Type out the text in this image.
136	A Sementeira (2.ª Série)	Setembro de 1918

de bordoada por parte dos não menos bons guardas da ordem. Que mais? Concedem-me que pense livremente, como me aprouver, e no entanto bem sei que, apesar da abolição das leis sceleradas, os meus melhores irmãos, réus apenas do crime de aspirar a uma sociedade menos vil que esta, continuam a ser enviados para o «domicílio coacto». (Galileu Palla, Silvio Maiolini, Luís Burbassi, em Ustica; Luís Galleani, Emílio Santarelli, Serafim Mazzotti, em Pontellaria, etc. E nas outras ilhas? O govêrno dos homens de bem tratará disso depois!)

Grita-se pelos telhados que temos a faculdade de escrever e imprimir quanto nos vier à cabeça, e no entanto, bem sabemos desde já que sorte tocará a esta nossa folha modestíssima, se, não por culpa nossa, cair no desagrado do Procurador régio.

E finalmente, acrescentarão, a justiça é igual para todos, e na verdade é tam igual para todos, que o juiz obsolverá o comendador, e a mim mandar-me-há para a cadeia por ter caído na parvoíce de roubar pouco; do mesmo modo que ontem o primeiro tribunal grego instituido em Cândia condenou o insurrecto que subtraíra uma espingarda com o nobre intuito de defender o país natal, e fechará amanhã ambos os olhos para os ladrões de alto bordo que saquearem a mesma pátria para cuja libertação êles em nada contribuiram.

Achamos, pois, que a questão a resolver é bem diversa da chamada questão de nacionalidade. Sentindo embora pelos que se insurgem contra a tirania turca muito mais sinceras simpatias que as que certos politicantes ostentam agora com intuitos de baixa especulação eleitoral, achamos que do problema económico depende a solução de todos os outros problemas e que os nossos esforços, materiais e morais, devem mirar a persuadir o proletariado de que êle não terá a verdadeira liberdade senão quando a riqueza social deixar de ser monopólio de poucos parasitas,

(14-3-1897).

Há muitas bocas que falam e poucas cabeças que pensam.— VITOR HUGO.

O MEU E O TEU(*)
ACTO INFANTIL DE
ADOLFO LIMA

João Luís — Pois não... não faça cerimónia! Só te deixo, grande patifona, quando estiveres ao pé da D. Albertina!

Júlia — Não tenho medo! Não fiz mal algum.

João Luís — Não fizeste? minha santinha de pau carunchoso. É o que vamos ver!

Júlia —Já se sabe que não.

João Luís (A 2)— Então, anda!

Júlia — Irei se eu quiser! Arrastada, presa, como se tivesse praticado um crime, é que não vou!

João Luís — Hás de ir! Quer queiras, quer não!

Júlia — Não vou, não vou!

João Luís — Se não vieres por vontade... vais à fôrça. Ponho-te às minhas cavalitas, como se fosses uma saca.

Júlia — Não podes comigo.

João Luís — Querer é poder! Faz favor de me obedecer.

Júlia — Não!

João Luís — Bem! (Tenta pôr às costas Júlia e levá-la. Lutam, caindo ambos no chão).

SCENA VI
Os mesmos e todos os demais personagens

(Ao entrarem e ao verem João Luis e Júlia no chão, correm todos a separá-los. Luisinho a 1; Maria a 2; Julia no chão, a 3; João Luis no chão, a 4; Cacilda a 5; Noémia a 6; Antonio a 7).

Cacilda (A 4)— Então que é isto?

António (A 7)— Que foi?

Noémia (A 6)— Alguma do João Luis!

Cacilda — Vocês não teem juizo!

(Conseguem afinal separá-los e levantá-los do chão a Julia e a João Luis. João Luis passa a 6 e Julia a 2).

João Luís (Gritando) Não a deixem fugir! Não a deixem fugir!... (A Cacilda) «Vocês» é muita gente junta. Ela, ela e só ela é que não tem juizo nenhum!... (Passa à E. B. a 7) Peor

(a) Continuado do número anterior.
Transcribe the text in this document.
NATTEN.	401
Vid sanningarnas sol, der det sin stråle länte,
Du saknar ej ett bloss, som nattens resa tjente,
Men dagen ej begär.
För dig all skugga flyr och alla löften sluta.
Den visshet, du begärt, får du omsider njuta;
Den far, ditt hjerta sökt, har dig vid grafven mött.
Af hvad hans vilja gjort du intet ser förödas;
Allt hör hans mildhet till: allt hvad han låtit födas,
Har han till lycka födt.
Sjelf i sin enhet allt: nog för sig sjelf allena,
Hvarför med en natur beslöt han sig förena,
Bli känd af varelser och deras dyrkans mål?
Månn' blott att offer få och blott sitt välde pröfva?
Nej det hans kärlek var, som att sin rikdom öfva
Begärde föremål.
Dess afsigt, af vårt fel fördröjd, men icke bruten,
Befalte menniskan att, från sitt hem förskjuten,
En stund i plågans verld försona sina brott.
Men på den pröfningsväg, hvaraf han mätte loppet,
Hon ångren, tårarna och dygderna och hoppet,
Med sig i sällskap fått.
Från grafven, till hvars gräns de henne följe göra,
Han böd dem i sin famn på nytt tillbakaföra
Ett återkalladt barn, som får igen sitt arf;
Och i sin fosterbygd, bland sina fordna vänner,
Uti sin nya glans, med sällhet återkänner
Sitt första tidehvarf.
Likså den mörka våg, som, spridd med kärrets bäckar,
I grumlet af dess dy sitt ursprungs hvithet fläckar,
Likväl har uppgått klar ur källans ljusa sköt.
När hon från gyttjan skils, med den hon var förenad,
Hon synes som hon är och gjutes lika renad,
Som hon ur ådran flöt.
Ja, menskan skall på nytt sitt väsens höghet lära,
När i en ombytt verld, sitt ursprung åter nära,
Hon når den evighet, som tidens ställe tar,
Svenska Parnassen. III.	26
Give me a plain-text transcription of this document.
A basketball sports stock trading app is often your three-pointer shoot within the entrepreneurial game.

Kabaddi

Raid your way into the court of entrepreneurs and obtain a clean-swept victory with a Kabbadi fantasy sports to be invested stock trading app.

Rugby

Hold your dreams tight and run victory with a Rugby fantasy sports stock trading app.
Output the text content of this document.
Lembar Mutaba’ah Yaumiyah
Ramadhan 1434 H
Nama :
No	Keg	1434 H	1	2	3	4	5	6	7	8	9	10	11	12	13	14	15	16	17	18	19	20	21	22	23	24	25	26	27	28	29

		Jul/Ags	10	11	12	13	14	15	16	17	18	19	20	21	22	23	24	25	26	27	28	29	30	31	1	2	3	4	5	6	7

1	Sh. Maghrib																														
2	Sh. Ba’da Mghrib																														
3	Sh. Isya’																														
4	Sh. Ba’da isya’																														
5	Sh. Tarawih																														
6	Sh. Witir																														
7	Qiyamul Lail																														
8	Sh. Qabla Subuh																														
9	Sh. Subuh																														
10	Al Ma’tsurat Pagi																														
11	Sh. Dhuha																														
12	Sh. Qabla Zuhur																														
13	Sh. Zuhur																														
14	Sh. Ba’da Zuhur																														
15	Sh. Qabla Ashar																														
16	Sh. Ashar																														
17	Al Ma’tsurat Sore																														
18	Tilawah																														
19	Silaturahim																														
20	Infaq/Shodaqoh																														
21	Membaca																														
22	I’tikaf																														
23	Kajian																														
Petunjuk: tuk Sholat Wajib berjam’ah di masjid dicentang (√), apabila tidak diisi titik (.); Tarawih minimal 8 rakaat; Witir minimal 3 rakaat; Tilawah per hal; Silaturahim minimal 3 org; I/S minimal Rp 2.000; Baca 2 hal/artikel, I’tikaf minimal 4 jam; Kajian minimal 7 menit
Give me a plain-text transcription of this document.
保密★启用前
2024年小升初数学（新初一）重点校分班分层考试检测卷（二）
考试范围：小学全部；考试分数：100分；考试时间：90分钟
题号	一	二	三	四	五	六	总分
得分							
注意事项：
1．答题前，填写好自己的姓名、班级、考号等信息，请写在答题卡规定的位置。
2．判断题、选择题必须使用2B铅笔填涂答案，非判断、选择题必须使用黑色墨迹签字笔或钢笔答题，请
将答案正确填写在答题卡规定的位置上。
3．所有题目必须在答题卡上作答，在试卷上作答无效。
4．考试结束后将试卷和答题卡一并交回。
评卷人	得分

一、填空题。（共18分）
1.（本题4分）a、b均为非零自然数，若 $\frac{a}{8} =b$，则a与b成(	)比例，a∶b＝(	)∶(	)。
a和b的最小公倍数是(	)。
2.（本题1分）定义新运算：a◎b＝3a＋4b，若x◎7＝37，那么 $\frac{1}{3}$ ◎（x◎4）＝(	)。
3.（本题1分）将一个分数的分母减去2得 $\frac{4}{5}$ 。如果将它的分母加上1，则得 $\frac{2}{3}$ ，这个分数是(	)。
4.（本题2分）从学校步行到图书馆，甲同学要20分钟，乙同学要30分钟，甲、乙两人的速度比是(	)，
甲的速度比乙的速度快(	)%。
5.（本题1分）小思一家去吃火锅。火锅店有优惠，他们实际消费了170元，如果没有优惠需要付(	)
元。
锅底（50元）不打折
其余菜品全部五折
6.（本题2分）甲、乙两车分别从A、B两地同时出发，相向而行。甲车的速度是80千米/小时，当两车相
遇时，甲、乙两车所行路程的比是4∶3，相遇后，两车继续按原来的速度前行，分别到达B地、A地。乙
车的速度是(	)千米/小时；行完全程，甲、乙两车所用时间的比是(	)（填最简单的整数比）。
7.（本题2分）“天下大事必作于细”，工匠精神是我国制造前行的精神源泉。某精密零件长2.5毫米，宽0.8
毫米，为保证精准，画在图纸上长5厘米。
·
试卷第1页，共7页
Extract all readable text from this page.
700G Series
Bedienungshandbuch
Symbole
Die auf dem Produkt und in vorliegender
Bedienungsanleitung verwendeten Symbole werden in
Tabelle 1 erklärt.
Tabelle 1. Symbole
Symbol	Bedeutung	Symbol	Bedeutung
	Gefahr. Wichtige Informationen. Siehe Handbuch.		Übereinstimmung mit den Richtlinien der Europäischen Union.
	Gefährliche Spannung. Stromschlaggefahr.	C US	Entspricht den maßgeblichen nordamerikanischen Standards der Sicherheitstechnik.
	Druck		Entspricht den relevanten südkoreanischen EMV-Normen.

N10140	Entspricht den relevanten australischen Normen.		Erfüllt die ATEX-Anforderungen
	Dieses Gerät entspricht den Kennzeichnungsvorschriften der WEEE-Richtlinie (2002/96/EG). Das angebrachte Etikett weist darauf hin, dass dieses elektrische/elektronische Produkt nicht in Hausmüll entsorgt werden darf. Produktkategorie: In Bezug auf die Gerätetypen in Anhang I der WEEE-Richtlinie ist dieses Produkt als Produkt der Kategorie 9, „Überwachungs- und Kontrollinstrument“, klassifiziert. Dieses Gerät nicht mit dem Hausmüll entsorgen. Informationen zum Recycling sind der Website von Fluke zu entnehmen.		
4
* * * * *
• Task statement: In the records above, locate each line with the word "Tarawih". Copy all such lines.

• Solution to this task:
5	Sh. Tarawih																														
Petunjuk: tuk Sholat Wajib berjam’ah di masjid dicentang (√), apabila tidak diisi titik (.); Tarawih minimal 8 rakaat; Witir minimal 3 rakaat; Tilawah per hal; Silaturahim minimal 3 org; I/S minimal Rp 2.000; Baca 2 hal/artikel, I’tikaf minimal 4 jam; Kajian minimal 7 menit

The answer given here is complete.